**TO DO**:
In the PySpark schema code, translate the comment "Define schema for transaction data" into Spanish.

In [None]:
from pyspark.sql.types import *
from pyspark.sql.functions import *
from pyspark.sql import *
from pyspark.sql.streaming import *
import json
import requests
import time
from urllib.parse import quote
import pandas as pd
from pyspark.sql.window import Window
from datetime import datetime, timedelta
from pyspark.sql import functions as F
from pyspark.sql.functions import expr

In [None]:
# Define schema for Customers table
customer_schema =StructType([
    StructField("customer_id", StringType(), True),
    StructField("name", StringType(), True),
    StructField("email", StringType(), True),
    StructField("phone", StringType(), True),
    StructField("address", StringType(), True),
    StructField("credit_score", IntegerType(), True),
    StructField("join_date", DateType(), True),
    StructField("last_update", TimestampType(), True),
    StructField("customer_type", StringType(), True)
]) 


In [None]:
# Define schema for Branch table
branches_schema = StructType([
    StructField("branch_id", StringType(), True),
    StructField("branch_name", StringType(), True),
    StructField("location", StringType(), True),
    StructField("timezone", StringType(), True),
    StructField("currency", StringType(), True)
]) 


In [None]:
# Define schema for transaction data
transactions_schema = StructType([
    StructField("transaction_id", StringType(), True),
    StructField("customer_id", StringType(), True),
    StructField("branch_id", StringType(), True),
    StructField("channel", StringType(), True),
    StructField("transaction_type", StringType(), True),
    StructField("amount", DoubleType(), True),
    StructField("currency", StringType(), True),
    StructField("timestamp", StringType(), True),
    StructField("status", StringType(), True)
])

**DATA PROVIDED**:
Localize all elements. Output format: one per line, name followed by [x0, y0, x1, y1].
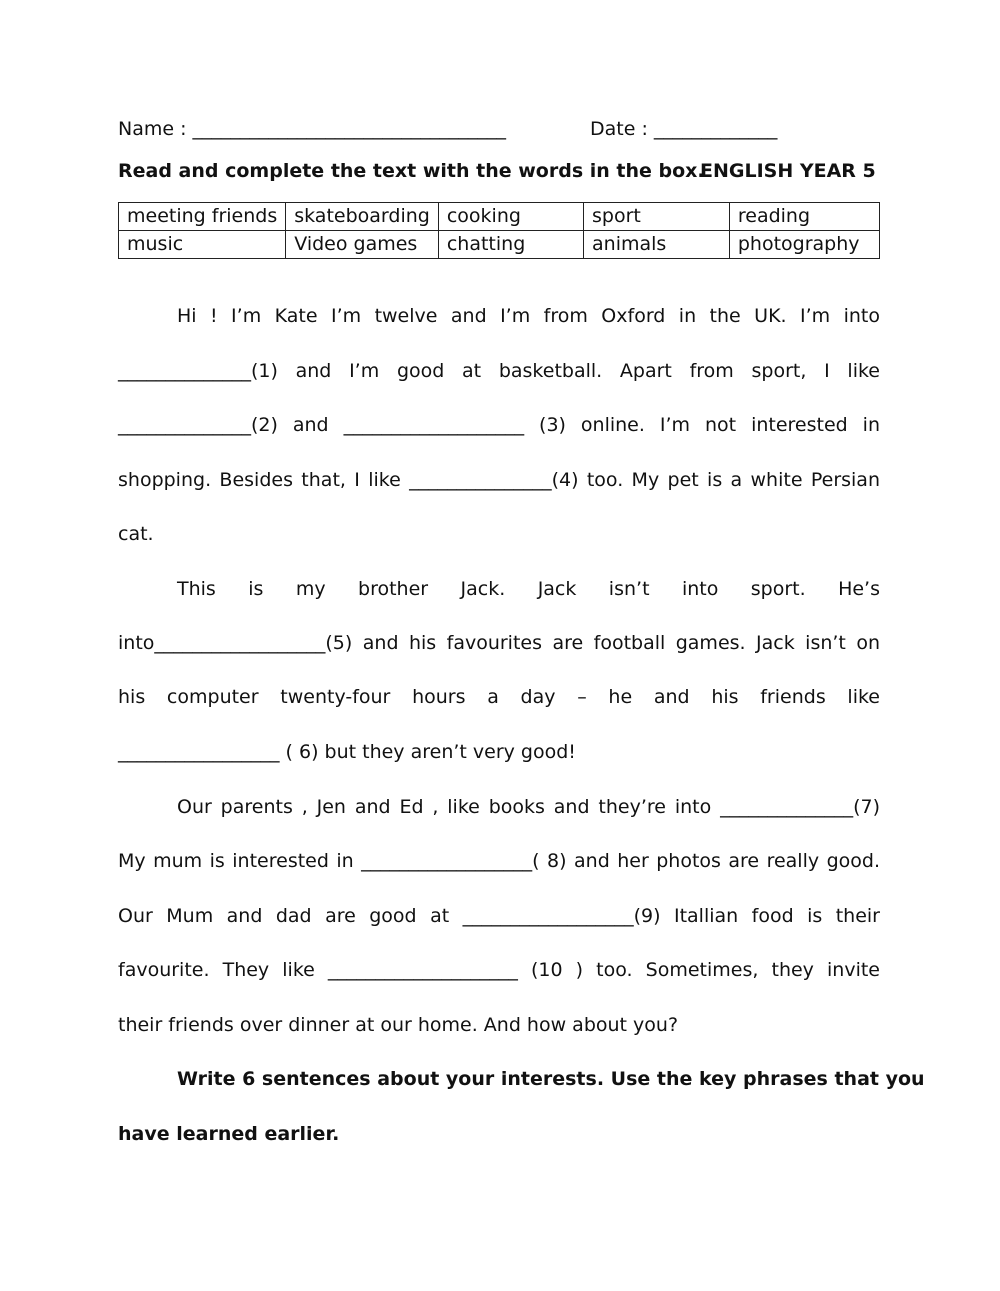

**CORRECT OUTPUT**:
Define el esquema para los datos de transacciones.